STATED TASK
Copy each line that contains the word "AWPerformance".

Part of a data file
--

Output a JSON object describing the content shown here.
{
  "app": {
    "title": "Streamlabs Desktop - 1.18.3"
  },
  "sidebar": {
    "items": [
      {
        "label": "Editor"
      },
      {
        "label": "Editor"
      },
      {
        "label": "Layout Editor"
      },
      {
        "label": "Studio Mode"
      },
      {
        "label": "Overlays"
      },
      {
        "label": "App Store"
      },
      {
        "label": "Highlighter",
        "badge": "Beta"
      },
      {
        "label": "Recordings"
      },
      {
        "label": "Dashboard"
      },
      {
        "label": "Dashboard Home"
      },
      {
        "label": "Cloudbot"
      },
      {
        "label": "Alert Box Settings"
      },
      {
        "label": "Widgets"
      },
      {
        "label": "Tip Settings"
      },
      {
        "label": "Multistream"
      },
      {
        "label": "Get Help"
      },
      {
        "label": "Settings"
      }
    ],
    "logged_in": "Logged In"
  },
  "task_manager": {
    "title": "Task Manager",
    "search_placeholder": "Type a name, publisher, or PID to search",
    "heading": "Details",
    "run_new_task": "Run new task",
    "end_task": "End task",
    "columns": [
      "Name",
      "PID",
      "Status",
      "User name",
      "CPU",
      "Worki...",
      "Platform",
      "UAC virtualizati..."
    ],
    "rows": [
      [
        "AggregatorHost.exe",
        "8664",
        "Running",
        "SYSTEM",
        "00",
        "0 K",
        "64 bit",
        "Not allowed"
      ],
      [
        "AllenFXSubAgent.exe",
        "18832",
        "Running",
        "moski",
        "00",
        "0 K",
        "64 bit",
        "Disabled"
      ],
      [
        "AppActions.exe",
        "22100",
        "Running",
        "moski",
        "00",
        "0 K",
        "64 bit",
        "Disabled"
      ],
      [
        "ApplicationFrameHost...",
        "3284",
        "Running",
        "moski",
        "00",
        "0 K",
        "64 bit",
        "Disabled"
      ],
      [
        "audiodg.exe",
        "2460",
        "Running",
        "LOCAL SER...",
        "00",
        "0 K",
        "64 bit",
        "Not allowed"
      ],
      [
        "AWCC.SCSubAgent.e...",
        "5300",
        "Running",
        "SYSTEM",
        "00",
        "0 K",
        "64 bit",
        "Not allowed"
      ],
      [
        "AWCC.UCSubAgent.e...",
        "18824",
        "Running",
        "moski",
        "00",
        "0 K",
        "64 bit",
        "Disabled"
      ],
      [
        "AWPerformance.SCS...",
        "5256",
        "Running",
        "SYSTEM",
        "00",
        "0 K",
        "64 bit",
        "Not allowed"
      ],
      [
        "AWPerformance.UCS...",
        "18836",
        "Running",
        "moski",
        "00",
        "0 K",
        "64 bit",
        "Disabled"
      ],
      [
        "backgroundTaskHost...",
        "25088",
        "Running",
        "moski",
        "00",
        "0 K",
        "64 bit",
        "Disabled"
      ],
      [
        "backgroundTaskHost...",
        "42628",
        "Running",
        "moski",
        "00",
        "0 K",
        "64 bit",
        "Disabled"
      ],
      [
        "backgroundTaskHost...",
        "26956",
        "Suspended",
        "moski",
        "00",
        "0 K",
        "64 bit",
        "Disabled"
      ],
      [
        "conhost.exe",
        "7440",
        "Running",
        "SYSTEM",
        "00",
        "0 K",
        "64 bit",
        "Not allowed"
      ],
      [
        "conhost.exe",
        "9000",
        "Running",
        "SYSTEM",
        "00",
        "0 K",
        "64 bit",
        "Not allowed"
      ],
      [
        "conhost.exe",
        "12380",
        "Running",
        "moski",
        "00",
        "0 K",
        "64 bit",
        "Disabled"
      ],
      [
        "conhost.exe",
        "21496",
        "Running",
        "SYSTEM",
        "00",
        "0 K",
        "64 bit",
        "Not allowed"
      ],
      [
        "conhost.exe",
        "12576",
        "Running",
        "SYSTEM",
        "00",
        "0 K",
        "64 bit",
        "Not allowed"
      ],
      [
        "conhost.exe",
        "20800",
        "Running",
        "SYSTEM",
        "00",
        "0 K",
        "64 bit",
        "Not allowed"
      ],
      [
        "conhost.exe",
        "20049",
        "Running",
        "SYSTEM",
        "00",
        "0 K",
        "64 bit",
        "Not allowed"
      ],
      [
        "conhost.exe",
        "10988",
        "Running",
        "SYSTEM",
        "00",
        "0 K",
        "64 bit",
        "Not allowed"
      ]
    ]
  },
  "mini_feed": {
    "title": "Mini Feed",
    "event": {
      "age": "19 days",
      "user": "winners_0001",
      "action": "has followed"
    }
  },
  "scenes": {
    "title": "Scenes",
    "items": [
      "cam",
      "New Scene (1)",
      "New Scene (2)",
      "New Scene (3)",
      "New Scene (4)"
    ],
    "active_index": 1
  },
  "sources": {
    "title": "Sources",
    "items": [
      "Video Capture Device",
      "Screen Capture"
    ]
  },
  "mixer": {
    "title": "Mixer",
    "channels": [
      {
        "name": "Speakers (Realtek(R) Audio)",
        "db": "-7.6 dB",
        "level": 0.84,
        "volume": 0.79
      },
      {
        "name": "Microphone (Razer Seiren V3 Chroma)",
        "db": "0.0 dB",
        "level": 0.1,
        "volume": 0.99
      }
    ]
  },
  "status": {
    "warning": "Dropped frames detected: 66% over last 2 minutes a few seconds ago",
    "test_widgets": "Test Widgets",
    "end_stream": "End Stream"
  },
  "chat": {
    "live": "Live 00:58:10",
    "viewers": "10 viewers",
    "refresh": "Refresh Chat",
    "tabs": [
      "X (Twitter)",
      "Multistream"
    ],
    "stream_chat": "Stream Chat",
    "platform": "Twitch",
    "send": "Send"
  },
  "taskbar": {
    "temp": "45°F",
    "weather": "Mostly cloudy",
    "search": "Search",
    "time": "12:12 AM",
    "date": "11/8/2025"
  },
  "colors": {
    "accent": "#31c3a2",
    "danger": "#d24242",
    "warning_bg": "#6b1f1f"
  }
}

--

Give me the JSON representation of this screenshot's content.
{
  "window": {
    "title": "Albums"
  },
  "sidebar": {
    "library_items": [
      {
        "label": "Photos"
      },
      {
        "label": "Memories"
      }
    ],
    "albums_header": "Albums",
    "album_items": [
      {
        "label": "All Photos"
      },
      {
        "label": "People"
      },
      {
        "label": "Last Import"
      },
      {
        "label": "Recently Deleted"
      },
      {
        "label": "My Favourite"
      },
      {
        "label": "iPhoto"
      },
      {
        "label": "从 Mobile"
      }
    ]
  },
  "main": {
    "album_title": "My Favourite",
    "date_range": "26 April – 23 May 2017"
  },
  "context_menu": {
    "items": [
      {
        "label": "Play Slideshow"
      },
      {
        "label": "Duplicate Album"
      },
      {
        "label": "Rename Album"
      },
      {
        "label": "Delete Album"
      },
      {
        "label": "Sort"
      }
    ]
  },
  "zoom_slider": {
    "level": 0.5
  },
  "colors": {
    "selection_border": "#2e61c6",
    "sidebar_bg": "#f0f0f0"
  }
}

--

SOLUTION
        "AWPerformance.SCS...",
        "AWPerformance.UCS...",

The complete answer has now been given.